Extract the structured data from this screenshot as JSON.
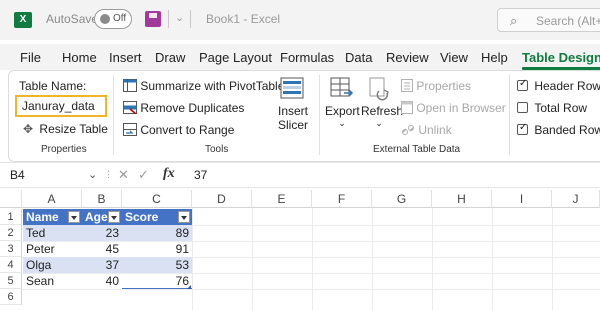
{
  "titlebar": {
    "logo": "X",
    "autosave_label": "AutoSave",
    "toggle_label": "Off",
    "qat_dropdown": "⌄",
    "book_title": "Book1  -  Excel",
    "search_placeholder": "Search (Alt+"
  },
  "tabs": [
    "File",
    "Home",
    "Insert",
    "Draw",
    "Page Layout",
    "Formulas",
    "Data",
    "Review",
    "View",
    "Help",
    "Table Design"
  ],
  "active_tab": "Table Design",
  "ribbon": {
    "properties": {
      "table_name_label": "Table Name:",
      "table_name_value": "Januray_data",
      "resize_table": "Resize Table",
      "group_label": "Properties"
    },
    "tools": {
      "summarize": "Summarize with PivotTable",
      "remove_duplicates": "Remove Duplicates",
      "convert_to_range": "Convert to Range",
      "insert_slicer_line1": "Insert",
      "insert_slicer_line2": "Slicer",
      "group_label": "Tools"
    },
    "external": {
      "export": "Export",
      "refresh": "Refresh",
      "properties": "Properties",
      "open_in_browser": "Open in Browser",
      "unlink": "Unlink",
      "group_label": "External Table Data"
    },
    "style_options": {
      "header_row": "Header Row",
      "total_row": "Total Row",
      "banded_rows": "Banded Rows",
      "header_row_checked": true,
      "total_row_checked": false,
      "banded_rows_checked": true
    }
  },
  "formula_bar": {
    "name_box": "B4",
    "cancel_icon": "✕",
    "enter_icon": "✓",
    "fx": "fx",
    "value": "37"
  },
  "sheet": {
    "columns": [
      "A",
      "B",
      "C",
      "D",
      "E",
      "F",
      "G",
      "H",
      "I",
      "J"
    ],
    "rows": [
      "1",
      "2",
      "3",
      "4",
      "5",
      "6"
    ],
    "table": {
      "headers": [
        "Name",
        "Age",
        "Score"
      ],
      "rows": [
        [
          "Ted",
          "23",
          "89"
        ],
        [
          "Peter",
          "45",
          "91"
        ],
        [
          "Olga",
          "37",
          "53"
        ],
        [
          "Sean",
          "40",
          "76"
        ]
      ]
    }
  },
  "colors": {
    "excel_green": "#107c41",
    "table_header": "#4472c4",
    "table_band": "#d9e1f2",
    "name_highlight": "#f0b429"
  }
}
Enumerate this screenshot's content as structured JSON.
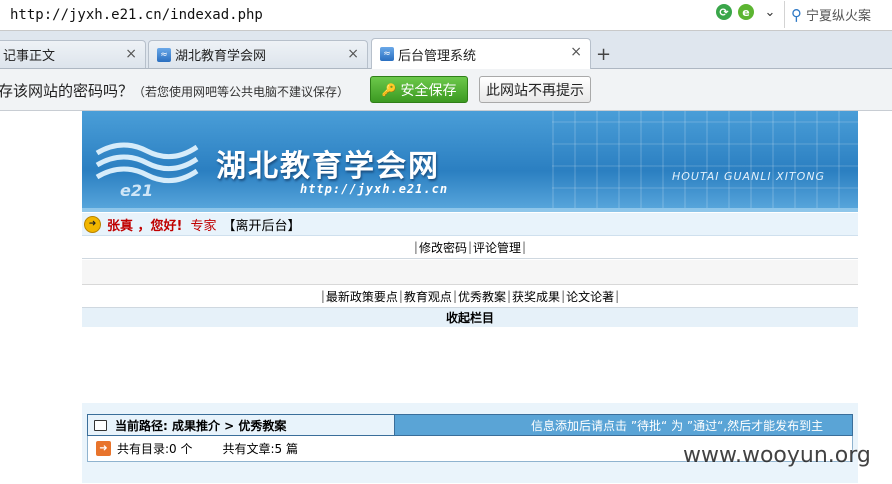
{
  "browser": {
    "url": "http://jyxh.e21.cn/indexad.php",
    "search_text": "宁夏纵火案",
    "tabs": [
      {
        "label": "记事正文",
        "active": false
      },
      {
        "label": "湖北教育学会网",
        "active": false
      },
      {
        "label": "后台管理系统",
        "active": true
      }
    ],
    "close_glyph": "×",
    "new_tab_glyph": "+"
  },
  "password_bar": {
    "question": "存该网站的密码吗？",
    "hint": "（若您使用网吧等公共电脑不建议保存）",
    "save_button": "安全保存",
    "never_button": "此网站不再提示"
  },
  "banner": {
    "title": "湖北教育学会网",
    "url": "http://jyxh.e21.cn",
    "logo_text": "e21",
    "subtitle": "HOUTAI GUANLI XITONG"
  },
  "welcome": {
    "user": "张真 ，您好!",
    "role": "专家",
    "logout": "【离开后台】"
  },
  "menu_top": [
    "修改密码",
    "评论管理"
  ],
  "menu_content": [
    "最新政策要点",
    "教育观点",
    "优秀教案",
    "获奖成果",
    "论文论著"
  ],
  "collapse_label": "收起栏目",
  "path_bar": {
    "label": "当前路径: 成果推介 > 优秀教案",
    "notice": "信息添加后请点击 ”待批“ 为 ”通过“,然后才能发布到主"
  },
  "counts": {
    "dirs_label": "共有目录:0 个",
    "articles_label": "共有文章:5 篇"
  },
  "watermark": "www.wooyun.org",
  "colors": {
    "banner_blue": "#2b7fc1",
    "save_green": "#3c9a22",
    "welcome_red": "#c00000",
    "path_blue": "#5aa4d6"
  }
}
================================
= Your goal =
Quote all the records verbatim, dropping any pictures from your copy.

= Exercise output =
Extract the structured data from this screenshot as JSON.
{
  "titlebar": {
    "logo": "X",
    "autosave_label": "AutoSave",
    "toggle_label": "Off",
    "qat_dropdown": "⌄",
    "book_title": "Book1  -  Excel",
    "search_placeholder": "Search (Alt+"
  },
  "tabs": [
    "File",
    "Home",
    "Insert",
    "Draw",
    "Page Layout",
    "Formulas",
    "Data",
    "Review",
    "View",
    "Help",
    "Table Design"
  ],
  "active_tab": "Table Design",
  "ribbon": {
    "properties": {
      "table_name_label": "Table Name:",
      "table_name_value": "Januray_data",
      "resize_table": "Resize Table",
      "group_label": "Properties"
    },
    "tools": {
      "summarize": "Summarize with PivotTable",
      "remove_duplicates": "Remove Duplicates",
      "convert_to_range": "Convert to Range",
      "insert_slicer_line1": "Insert",
      "insert_slicer_line2": "Slicer",
      "group_label": "Tools"
    },
    "external": {
      "export": "Export",
      "refresh": "Refresh",
      "properties": "Properties",
      "open_in_browser": "Open in Browser",
      "unlink": "Unlink",
      "group_label": "External Table Data"
    },
    "style_options": {
      "header_row": "Header Row",
      "total_row": "Total Row",
      "banded_rows": "Banded Rows",
      "header_row_checked": true,
      "total_row_checked": false,
      "banded_rows_checked": true
    }
  },
  "formula_bar": {
    "name_box": "B4",
    "cancel_icon": "✕",
    "enter_icon": "✓",
    "fx": "fx",
    "value": "37"
  },
  "sheet": {
    "columns": [
      "A",
      "B",
      "C",
      "D",
      "E",
      "F",
      "G",
      "H",
      "I",
      "J"
    ],
    "rows": [
      "1",
      "2",
      "3",
      "4",
      "5",
      "6"
    ],
    "table": {
      "headers": [
        "Name",
        "Age",
        "Score"
      ],
      "rows": [
        [
          "Ted",
          "23",
          "89"
        ],
        [
          "Peter",
          "45",
          "91"
        ],
        [
          "Olga",
          "37",
          "53"
        ],
        [
          "Sean",
          "40",
          "76"
        ]
      ]
    }
  },
  "colors": {
    "excel_green": "#107c41",
    "table_header": "#4472c4",
    "table_band": "#d9e1f2",
    "name_highlight": "#f0b429"
  }
}
Enumerate this screenshot's content as structured JSON.
{
  "browser": {
    "url": "http://jyxh.e21.cn/indexad.php",
    "search_text": "宁夏纵火案",
    "tabs": [
      {
        "label": "记事正文",
        "active": false
      },
      {
        "label": "湖北教育学会网",
        "active": false
      },
      {
        "label": "后台管理系统",
        "active": true
      }
    ],
    "close_glyph": "×",
    "new_tab_glyph": "+"
  },
  "password_bar": {
    "question": "存该网站的密码吗？",
    "hint": "（若您使用网吧等公共电脑不建议保存）",
    "save_button": "安全保存",
    "never_button": "此网站不再提示"
  },
  "banner": {
    "title": "湖北教育学会网",
    "url": "http://jyxh.e21.cn",
    "logo_text": "e21",
    "subtitle": "HOUTAI GUANLI XITONG"
  },
  "welcome": {
    "user": "张真 ，您好!",
    "role": "专家",
    "logout": "【离开后台】"
  },
  "menu_top": [
    "修改密码",
    "评论管理"
  ],
  "menu_content": [
    "最新政策要点",
    "教育观点",
    "优秀教案",
    "获奖成果",
    "论文论著"
  ],
  "collapse_label": "收起栏目",
  "path_bar": {
    "label": "当前路径: 成果推介 > 优秀教案",
    "notice": "信息添加后请点击 ”待批“ 为 ”通过“,然后才能发布到主"
  },
  "counts": {
    "dirs_label": "共有目录:0 个",
    "articles_label": "共有文章:5 篇"
  },
  "watermark": "www.wooyun.org",
  "colors": {
    "banner_blue": "#2b7fc1",
    "save_green": "#3c9a22",
    "welcome_red": "#c00000",
    "path_blue": "#5aa4d6"
  }
}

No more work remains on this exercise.